• [Problem statement]
Set down each line of the data below exactly as it stands, dropping the pictures.

• [Supplied material]
Begin

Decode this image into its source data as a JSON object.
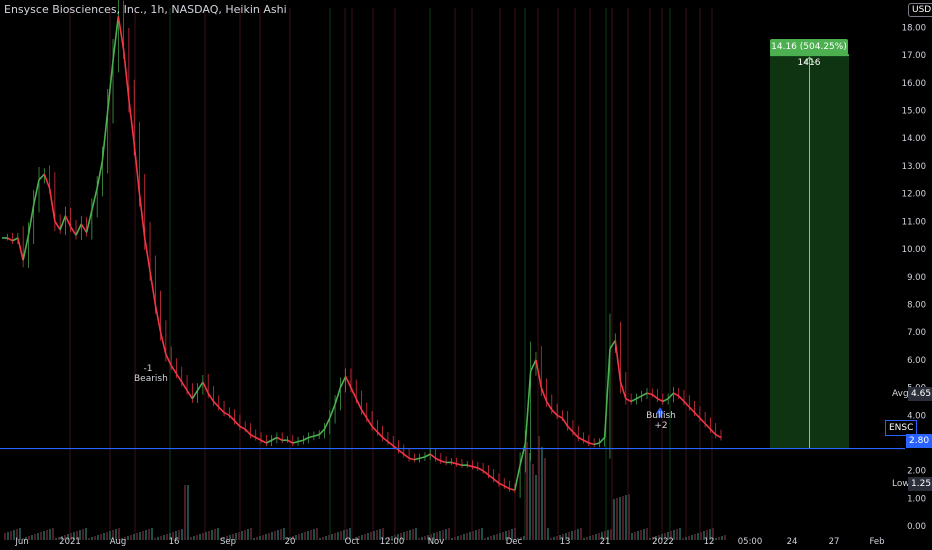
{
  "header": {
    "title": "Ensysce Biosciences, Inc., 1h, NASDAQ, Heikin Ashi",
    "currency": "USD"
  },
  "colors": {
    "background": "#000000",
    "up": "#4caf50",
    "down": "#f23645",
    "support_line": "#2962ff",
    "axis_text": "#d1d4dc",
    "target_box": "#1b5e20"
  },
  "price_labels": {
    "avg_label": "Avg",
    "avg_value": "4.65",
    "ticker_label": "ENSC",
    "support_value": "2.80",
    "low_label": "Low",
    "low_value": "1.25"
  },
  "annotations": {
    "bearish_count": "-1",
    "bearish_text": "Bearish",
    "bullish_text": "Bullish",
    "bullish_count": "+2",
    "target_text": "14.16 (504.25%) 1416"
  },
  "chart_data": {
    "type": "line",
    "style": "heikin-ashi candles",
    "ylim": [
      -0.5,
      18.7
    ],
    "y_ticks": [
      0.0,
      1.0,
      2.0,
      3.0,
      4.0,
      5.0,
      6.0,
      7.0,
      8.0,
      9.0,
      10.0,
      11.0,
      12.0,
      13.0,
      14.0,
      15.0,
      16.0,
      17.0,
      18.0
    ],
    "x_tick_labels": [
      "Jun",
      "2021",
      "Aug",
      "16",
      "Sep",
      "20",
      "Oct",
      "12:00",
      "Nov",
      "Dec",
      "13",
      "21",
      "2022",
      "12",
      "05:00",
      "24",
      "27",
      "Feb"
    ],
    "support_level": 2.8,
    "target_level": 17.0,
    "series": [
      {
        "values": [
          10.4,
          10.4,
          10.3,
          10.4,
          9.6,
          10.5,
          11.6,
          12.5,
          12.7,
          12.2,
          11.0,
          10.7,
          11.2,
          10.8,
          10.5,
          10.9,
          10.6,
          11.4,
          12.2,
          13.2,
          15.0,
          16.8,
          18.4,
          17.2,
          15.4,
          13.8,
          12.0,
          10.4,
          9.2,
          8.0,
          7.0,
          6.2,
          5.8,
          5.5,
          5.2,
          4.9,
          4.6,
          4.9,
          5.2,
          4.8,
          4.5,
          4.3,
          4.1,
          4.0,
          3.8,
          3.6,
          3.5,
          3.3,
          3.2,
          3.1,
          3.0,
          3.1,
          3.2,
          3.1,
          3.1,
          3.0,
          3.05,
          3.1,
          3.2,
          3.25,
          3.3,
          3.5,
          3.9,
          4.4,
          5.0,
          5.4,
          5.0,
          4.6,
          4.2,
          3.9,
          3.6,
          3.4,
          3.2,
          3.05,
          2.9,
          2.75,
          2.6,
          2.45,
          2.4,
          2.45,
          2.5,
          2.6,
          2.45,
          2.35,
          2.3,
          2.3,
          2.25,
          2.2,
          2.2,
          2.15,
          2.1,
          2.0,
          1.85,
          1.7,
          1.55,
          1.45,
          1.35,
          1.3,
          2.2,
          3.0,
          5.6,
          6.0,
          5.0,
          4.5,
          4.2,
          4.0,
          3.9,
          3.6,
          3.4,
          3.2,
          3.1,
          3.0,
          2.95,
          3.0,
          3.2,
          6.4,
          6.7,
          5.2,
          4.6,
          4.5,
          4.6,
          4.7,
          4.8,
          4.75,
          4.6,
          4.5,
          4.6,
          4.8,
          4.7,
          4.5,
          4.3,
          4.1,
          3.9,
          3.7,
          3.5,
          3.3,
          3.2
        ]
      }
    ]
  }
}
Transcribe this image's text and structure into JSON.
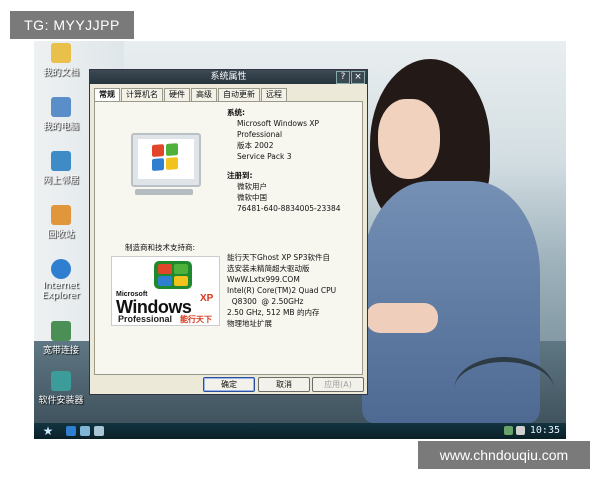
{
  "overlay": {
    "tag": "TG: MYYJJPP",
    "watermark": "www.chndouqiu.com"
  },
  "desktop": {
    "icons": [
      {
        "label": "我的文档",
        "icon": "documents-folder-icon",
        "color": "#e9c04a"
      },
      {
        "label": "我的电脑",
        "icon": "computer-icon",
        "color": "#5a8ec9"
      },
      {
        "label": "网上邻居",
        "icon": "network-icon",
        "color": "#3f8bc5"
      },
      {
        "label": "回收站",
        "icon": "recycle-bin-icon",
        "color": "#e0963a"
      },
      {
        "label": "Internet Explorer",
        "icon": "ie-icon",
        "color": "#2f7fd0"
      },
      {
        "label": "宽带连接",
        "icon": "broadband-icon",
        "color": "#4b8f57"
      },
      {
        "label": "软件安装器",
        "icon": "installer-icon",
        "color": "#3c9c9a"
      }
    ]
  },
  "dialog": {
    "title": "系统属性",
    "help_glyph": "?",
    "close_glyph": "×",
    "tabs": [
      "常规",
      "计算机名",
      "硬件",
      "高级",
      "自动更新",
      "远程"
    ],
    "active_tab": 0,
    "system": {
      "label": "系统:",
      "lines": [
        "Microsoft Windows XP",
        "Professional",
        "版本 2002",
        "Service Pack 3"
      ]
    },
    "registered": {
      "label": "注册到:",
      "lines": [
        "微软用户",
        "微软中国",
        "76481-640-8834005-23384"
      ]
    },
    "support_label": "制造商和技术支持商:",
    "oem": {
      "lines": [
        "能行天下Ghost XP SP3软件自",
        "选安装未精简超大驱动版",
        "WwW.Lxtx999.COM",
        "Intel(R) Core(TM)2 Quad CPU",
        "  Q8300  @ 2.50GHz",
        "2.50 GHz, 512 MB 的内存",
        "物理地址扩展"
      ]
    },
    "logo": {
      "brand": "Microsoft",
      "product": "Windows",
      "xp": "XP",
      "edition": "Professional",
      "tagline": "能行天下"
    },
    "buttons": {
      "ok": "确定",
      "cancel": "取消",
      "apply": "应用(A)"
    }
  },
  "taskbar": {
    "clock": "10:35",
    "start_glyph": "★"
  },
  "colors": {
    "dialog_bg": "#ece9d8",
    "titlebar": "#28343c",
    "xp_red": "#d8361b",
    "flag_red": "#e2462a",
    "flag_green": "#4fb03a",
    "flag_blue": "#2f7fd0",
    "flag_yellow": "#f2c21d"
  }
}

End

• [Correct output]
Decode this image into its source data as a JSON object.
{
  "header": {
    "title": "Ensysce Biosciences, Inc., 1h, NASDAQ, Heikin Ashi",
    "currency": "USD"
  },
  "colors": {
    "background": "#000000",
    "up": "#4caf50",
    "down": "#f23645",
    "support_line": "#2962ff",
    "axis_text": "#d1d4dc",
    "target_box": "#1b5e20"
  },
  "price_labels": {
    "avg_label": "Avg",
    "avg_value": "4.65",
    "ticker_label": "ENSC",
    "support_value": "2.80",
    "low_label": "Low",
    "low_value": "1.25"
  },
  "annotations": {
    "bearish_count": "-1",
    "bearish_text": "Bearish",
    "bullish_text": "Bullish",
    "bullish_count": "+2",
    "target_text": "14.16 (504.25%) 1416"
  },
  "chart_data": {
    "type": "line",
    "style": "heikin-ashi candles",
    "ylim": [
      -0.5,
      18.7
    ],
    "y_ticks": [
      0.0,
      1.0,
      2.0,
      3.0,
      4.0,
      5.0,
      6.0,
      7.0,
      8.0,
      9.0,
      10.0,
      11.0,
      12.0,
      13.0,
      14.0,
      15.0,
      16.0,
      17.0,
      18.0
    ],
    "x_tick_labels": [
      "Jun",
      "2021",
      "Aug",
      "16",
      "Sep",
      "20",
      "Oct",
      "12:00",
      "Nov",
      "Dec",
      "13",
      "21",
      "2022",
      "12",
      "05:00",
      "24",
      "27",
      "Feb"
    ],
    "support_level": 2.8,
    "target_level": 17.0,
    "series": [
      {
        "values": [
          10.4,
          10.4,
          10.3,
          10.4,
          9.6,
          10.5,
          11.6,
          12.5,
          12.7,
          12.2,
          11.0,
          10.7,
          11.2,
          10.8,
          10.5,
          10.9,
          10.6,
          11.4,
          12.2,
          13.2,
          15.0,
          16.8,
          18.4,
          17.2,
          15.4,
          13.8,
          12.0,
          10.4,
          9.2,
          8.0,
          7.0,
          6.2,
          5.8,
          5.5,
          5.2,
          4.9,
          4.6,
          4.9,
          5.2,
          4.8,
          4.5,
          4.3,
          4.1,
          4.0,
          3.8,
          3.6,
          3.5,
          3.3,
          3.2,
          3.1,
          3.0,
          3.1,
          3.2,
          3.1,
          3.1,
          3.0,
          3.05,
          3.1,
          3.2,
          3.25,
          3.3,
          3.5,
          3.9,
          4.4,
          5.0,
          5.4,
          5.0,
          4.6,
          4.2,
          3.9,
          3.6,
          3.4,
          3.2,
          3.05,
          2.9,
          2.75,
          2.6,
          2.45,
          2.4,
          2.45,
          2.5,
          2.6,
          2.45,
          2.35,
          2.3,
          2.3,
          2.25,
          2.2,
          2.2,
          2.15,
          2.1,
          2.0,
          1.85,
          1.7,
          1.55,
          1.45,
          1.35,
          1.3,
          2.2,
          3.0,
          5.6,
          6.0,
          5.0,
          4.5,
          4.2,
          4.0,
          3.9,
          3.6,
          3.4,
          3.2,
          3.1,
          3.0,
          2.95,
          3.0,
          3.2,
          6.4,
          6.7,
          5.2,
          4.6,
          4.5,
          4.6,
          4.7,
          4.8,
          4.75,
          4.6,
          4.5,
          4.6,
          4.8,
          4.7,
          4.5,
          4.3,
          4.1,
          3.9,
          3.7,
          3.5,
          3.3,
          3.2
        ]
      }
    ]
  }
}
Transcribe this image's text and structure into JSON.
{
  "overlay": {
    "tag": "TG: MYYJJPP",
    "watermark": "www.chndouqiu.com"
  },
  "desktop": {
    "icons": [
      {
        "label": "我的文档",
        "icon": "documents-folder-icon",
        "color": "#e9c04a"
      },
      {
        "label": "我的电脑",
        "icon": "computer-icon",
        "color": "#5a8ec9"
      },
      {
        "label": "网上邻居",
        "icon": "network-icon",
        "color": "#3f8bc5"
      },
      {
        "label": "回收站",
        "icon": "recycle-bin-icon",
        "color": "#e0963a"
      },
      {
        "label": "Internet Explorer",
        "icon": "ie-icon",
        "color": "#2f7fd0"
      },
      {
        "label": "宽带连接",
        "icon": "broadband-icon",
        "color": "#4b8f57"
      },
      {
        "label": "软件安装器",
        "icon": "installer-icon",
        "color": "#3c9c9a"
      }
    ]
  },
  "dialog": {
    "title": "系统属性",
    "help_glyph": "?",
    "close_glyph": "×",
    "tabs": [
      "常规",
      "计算机名",
      "硬件",
      "高级",
      "自动更新",
      "远程"
    ],
    "active_tab": 0,
    "system": {
      "label": "系统:",
      "lines": [
        "Microsoft Windows XP",
        "Professional",
        "版本 2002",
        "Service Pack 3"
      ]
    },
    "registered": {
      "label": "注册到:",
      "lines": [
        "微软用户",
        "微软中国",
        "76481-640-8834005-23384"
      ]
    },
    "support_label": "制造商和技术支持商:",
    "oem": {
      "lines": [
        "能行天下Ghost XP SP3软件自",
        "选安装未精简超大驱动版",
        "WwW.Lxtx999.COM",
        "Intel(R) Core(TM)2 Quad CPU",
        "  Q8300  @ 2.50GHz",
        "2.50 GHz, 512 MB 的内存",
        "物理地址扩展"
      ]
    },
    "logo": {
      "brand": "Microsoft",
      "product": "Windows",
      "xp": "XP",
      "edition": "Professional",
      "tagline": "能行天下"
    },
    "buttons": {
      "ok": "确定",
      "cancel": "取消",
      "apply": "应用(A)"
    }
  },
  "taskbar": {
    "clock": "10:35",
    "start_glyph": "★"
  },
  "colors": {
    "dialog_bg": "#ece9d8",
    "titlebar": "#28343c",
    "xp_red": "#d8361b",
    "flag_red": "#e2462a",
    "flag_green": "#4fb03a",
    "flag_blue": "#2f7fd0",
    "flag_yellow": "#f2c21d"
  }
}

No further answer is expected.